Look through the lines below and extract each one that contains "false".
------ MATERIAL PROVIDED ------
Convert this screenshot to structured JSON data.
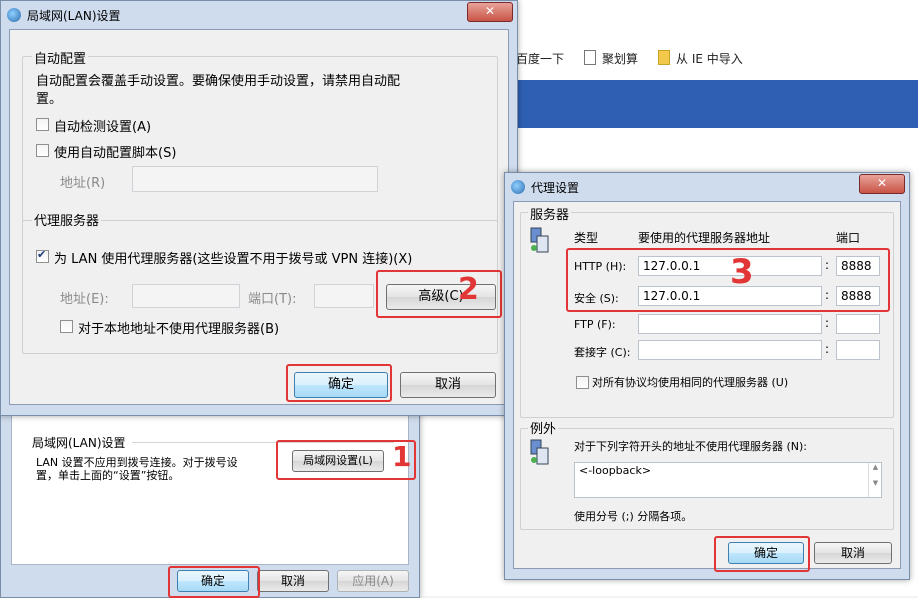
{
  "browser": {
    "bookmarks": [
      "百度一下",
      "聚划算",
      "从 IE 中导入"
    ]
  },
  "lan_dialog": {
    "title": "局域网(LAN)设置",
    "close": "✕",
    "auto_config": {
      "legend": "自动配置",
      "description_line1": "自动配置会覆盖手动设置。要确保使用手动设置，请禁用自动配",
      "description_line2": "置。",
      "auto_detect_label": "自动检测设置(A)",
      "auto_detect_checked": false,
      "use_script_label": "使用自动配置脚本(S)",
      "use_script_checked": false,
      "address_label": "地址(R)",
      "address_value": ""
    },
    "proxy": {
      "legend": "代理服务器",
      "use_proxy_label": "为 LAN 使用代理服务器(这些设置不用于拨号或 VPN 连接)(X)",
      "use_proxy_checked": true,
      "address_label": "地址(E):",
      "address_value": "",
      "port_label": "端口(T):",
      "port_value": "",
      "advanced_button": "高级(C)",
      "bypass_local_label": "对于本地地址不使用代理服务器(B)",
      "bypass_local_checked": false
    },
    "ok": "确定",
    "cancel": "取消"
  },
  "internet_options": {
    "lan_section_title": "局域网(LAN)设置",
    "lan_section_text_line1": "LAN 设置不应用到拨号连接。对于拨号设",
    "lan_section_text_line2": "置，单击上面的“设置”按钮。",
    "lan_settings_button": "局域网设置(L)",
    "ok": "确定",
    "cancel": "取消",
    "apply": "应用(A)"
  },
  "proxy_dialog": {
    "title": "代理设置",
    "close": "✕",
    "servers": {
      "legend": "服务器",
      "col_type": "类型",
      "col_address": "要使用的代理服务器地址",
      "col_port": "端口",
      "rows": [
        {
          "type": "HTTP (H):",
          "address": "127.0.0.1",
          "port": "8888"
        },
        {
          "type": "安全 (S):",
          "address": "127.0.0.1",
          "port": "8888"
        },
        {
          "type": "FTP (F):",
          "address": "",
          "port": ""
        },
        {
          "type": "套接字 (C):",
          "address": "",
          "port": ""
        }
      ],
      "same_proxy_label": "对所有协议均使用相同的代理服务器 (U)",
      "same_proxy_checked": false
    },
    "exceptions": {
      "legend": "例外",
      "description": "对于下列字符开头的地址不使用代理服务器 (N):",
      "value": "<-loopback>",
      "hint": "使用分号 (;) 分隔各项。"
    },
    "ok": "确定",
    "cancel": "取消"
  },
  "annotations": {
    "step1": "1",
    "step2": "2",
    "step3": "3",
    "color": "#e23535"
  }
}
------
COMPLETE RESPONSE:
      "auto_detect_checked": false,
      "use_script_checked": false,
      "bypass_local_checked": false
      "same_proxy_checked": false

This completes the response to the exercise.